TASK BRIEF — Reproduce all entries precisely as they are written.

[Part of a data file]
------------------------------------

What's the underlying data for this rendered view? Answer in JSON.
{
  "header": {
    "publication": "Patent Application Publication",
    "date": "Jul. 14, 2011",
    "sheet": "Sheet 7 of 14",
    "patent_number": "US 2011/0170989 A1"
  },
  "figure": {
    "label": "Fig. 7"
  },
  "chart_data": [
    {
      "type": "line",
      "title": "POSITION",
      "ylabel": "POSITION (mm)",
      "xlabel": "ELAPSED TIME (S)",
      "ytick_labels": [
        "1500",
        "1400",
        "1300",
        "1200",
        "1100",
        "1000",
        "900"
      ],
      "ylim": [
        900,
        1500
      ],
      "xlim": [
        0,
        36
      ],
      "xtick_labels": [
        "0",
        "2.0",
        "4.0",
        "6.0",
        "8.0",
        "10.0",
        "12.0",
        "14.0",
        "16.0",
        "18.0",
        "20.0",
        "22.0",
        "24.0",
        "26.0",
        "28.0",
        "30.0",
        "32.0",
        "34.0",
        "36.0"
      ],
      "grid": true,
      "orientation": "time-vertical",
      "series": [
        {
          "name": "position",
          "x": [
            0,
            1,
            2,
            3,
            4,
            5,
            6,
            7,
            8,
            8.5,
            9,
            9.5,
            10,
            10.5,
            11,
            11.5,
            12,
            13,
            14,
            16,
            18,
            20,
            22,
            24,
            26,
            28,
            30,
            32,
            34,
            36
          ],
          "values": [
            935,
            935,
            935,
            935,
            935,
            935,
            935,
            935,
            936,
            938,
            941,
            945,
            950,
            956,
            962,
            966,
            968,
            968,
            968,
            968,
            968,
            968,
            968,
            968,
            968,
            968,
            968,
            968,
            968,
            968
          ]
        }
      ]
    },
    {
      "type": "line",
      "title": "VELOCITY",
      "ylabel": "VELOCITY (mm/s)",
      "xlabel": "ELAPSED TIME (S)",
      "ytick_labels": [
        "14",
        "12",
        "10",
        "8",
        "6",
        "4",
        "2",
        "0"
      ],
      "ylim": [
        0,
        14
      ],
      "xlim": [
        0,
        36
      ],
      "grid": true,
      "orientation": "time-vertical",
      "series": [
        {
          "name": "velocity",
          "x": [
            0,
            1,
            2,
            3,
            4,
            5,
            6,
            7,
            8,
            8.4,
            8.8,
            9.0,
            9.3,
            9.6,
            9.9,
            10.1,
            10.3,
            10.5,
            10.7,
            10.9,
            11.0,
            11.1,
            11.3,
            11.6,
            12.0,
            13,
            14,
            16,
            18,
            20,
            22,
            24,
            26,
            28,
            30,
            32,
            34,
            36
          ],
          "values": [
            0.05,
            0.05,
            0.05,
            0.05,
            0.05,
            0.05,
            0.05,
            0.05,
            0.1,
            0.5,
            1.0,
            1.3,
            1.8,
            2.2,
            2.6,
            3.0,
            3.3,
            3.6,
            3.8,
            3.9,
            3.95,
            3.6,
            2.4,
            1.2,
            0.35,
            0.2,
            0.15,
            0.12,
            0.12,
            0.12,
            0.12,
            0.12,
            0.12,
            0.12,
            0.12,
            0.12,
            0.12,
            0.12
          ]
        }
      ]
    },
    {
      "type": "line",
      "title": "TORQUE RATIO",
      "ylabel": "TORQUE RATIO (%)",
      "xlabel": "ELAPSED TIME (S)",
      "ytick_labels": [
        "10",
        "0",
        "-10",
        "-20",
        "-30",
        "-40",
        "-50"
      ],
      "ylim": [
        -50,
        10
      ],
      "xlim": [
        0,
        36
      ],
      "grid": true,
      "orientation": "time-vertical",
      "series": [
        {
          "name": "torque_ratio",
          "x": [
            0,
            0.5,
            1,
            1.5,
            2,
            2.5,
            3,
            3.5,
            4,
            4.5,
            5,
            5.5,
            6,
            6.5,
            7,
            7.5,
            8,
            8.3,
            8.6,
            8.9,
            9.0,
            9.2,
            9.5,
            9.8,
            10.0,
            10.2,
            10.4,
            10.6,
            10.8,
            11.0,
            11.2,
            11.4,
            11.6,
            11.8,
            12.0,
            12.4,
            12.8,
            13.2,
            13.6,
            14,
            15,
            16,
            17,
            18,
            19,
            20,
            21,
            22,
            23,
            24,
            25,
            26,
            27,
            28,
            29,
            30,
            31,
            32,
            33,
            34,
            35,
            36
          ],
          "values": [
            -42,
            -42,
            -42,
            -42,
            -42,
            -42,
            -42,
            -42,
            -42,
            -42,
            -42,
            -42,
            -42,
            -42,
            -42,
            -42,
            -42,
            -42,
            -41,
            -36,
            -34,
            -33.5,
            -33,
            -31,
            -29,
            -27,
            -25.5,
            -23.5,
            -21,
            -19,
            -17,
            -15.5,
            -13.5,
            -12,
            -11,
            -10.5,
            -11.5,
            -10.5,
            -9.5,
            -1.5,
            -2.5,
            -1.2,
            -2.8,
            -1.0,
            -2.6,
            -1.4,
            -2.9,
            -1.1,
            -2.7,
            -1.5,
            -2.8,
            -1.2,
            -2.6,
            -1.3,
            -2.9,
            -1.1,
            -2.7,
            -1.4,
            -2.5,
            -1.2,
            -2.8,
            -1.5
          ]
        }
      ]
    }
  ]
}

------------------------------------

SOLUTION BELOW —
What's the underlying data for this rendered view? Answer in JSON.
{
  "header": {
    "publication": "Patent Application Publication",
    "date": "Jul. 14, 2011",
    "sheet": "Sheet 7 of 14",
    "patent_number": "US 2011/0170989 A1"
  },
  "figure": {
    "label": "Fig. 7"
  },
  "chart_data": [
    {
      "type": "line",
      "title": "POSITION",
      "ylabel": "POSITION (mm)",
      "xlabel": "ELAPSED TIME (S)",
      "ytick_labels": [
        "1500",
        "1400",
        "1300",
        "1200",
        "1100",
        "1000",
        "900"
      ],
      "ylim": [
        900,
        1500
      ],
      "xlim": [
        0,
        36
      ],
      "xtick_labels": [
        "0",
        "2.0",
        "4.0",
        "6.0",
        "8.0",
        "10.0",
        "12.0",
        "14.0",
        "16.0",
        "18.0",
        "20.0",
        "22.0",
        "24.0",
        "26.0",
        "28.0",
        "30.0",
        "32.0",
        "34.0",
        "36.0"
      ],
      "grid": true,
      "orientation": "time-vertical",
      "series": [
        {
          "name": "position",
          "x": [
            0,
            1,
            2,
            3,
            4,
            5,
            6,
            7,
            8,
            8.5,
            9,
            9.5,
            10,
            10.5,
            11,
            11.5,
            12,
            13,
            14,
            16,
            18,
            20,
            22,
            24,
            26,
            28,
            30,
            32,
            34,
            36
          ],
          "values": [
            935,
            935,
            935,
            935,
            935,
            935,
            935,
            935,
            936,
            938,
            941,
            945,
            950,
            956,
            962,
            966,
            968,
            968,
            968,
            968,
            968,
            968,
            968,
            968,
            968,
            968,
            968,
            968,
            968,
            968
          ]
        }
      ]
    },
    {
      "type": "line",
      "title": "VELOCITY",
      "ylabel": "VELOCITY (mm/s)",
      "xlabel": "ELAPSED TIME (S)",
      "ytick_labels": [
        "14",
        "12",
        "10",
        "8",
        "6",
        "4",
        "2",
        "0"
      ],
      "ylim": [
        0,
        14
      ],
      "xlim": [
        0,
        36
      ],
      "grid": true,
      "orientation": "time-vertical",
      "series": [
        {
          "name": "velocity",
          "x": [
            0,
            1,
            2,
            3,
            4,
            5,
            6,
            7,
            8,
            8.4,
            8.8,
            9.0,
            9.3,
            9.6,
            9.9,
            10.1,
            10.3,
            10.5,
            10.7,
            10.9,
            11.0,
            11.1,
            11.3,
            11.6,
            12.0,
            13,
            14,
            16,
            18,
            20,
            22,
            24,
            26,
            28,
            30,
            32,
            34,
            36
          ],
          "values": [
            0.05,
            0.05,
            0.05,
            0.05,
            0.05,
            0.05,
            0.05,
            0.05,
            0.1,
            0.5,
            1.0,
            1.3,
            1.8,
            2.2,
            2.6,
            3.0,
            3.3,
            3.6,
            3.8,
            3.9,
            3.95,
            3.6,
            2.4,
            1.2,
            0.35,
            0.2,
            0.15,
            0.12,
            0.12,
            0.12,
            0.12,
            0.12,
            0.12,
            0.12,
            0.12,
            0.12,
            0.12,
            0.12
          ]
        }
      ]
    },
    {
      "type": "line",
      "title": "TORQUE RATIO",
      "ylabel": "TORQUE RATIO (%)",
      "xlabel": "ELAPSED TIME (S)",
      "ytick_labels": [
        "10",
        "0",
        "-10",
        "-20",
        "-30",
        "-40",
        "-50"
      ],
      "ylim": [
        -50,
        10
      ],
      "xlim": [
        0,
        36
      ],
      "grid": true,
      "orientation": "time-vertical",
      "series": [
        {
          "name": "torque_ratio",
          "x": [
            0,
            0.5,
            1,
            1.5,
            2,
            2.5,
            3,
            3.5,
            4,
            4.5,
            5,
            5.5,
            6,
            6.5,
            7,
            7.5,
            8,
            8.3,
            8.6,
            8.9,
            9.0,
            9.2,
            9.5,
            9.8,
            10.0,
            10.2,
            10.4,
            10.6,
            10.8,
            11.0,
            11.2,
            11.4,
            11.6,
            11.8,
            12.0,
            12.4,
            12.8,
            13.2,
            13.6,
            14,
            15,
            16,
            17,
            18,
            19,
            20,
            21,
            22,
            23,
            24,
            25,
            26,
            27,
            28,
            29,
            30,
            31,
            32,
            33,
            34,
            35,
            36
          ],
          "values": [
            -42,
            -42,
            -42,
            -42,
            -42,
            -42,
            -42,
            -42,
            -42,
            -42,
            -42,
            -42,
            -42,
            -42,
            -42,
            -42,
            -42,
            -42,
            -41,
            -36,
            -34,
            -33.5,
            -33,
            -31,
            -29,
            -27,
            -25.5,
            -23.5,
            -21,
            -19,
            -17,
            -15.5,
            -13.5,
            -12,
            -11,
            -10.5,
            -11.5,
            -10.5,
            -9.5,
            -1.5,
            -2.5,
            -1.2,
            -2.8,
            -1.0,
            -2.6,
            -1.4,
            -2.9,
            -1.1,
            -2.7,
            -1.5,
            -2.8,
            -1.2,
            -2.6,
            -1.3,
            -2.9,
            -1.1,
            -2.7,
            -1.4,
            -2.5,
            -1.2,
            -2.8,
            -1.5
          ]
        }
      ]
    }
  ]
}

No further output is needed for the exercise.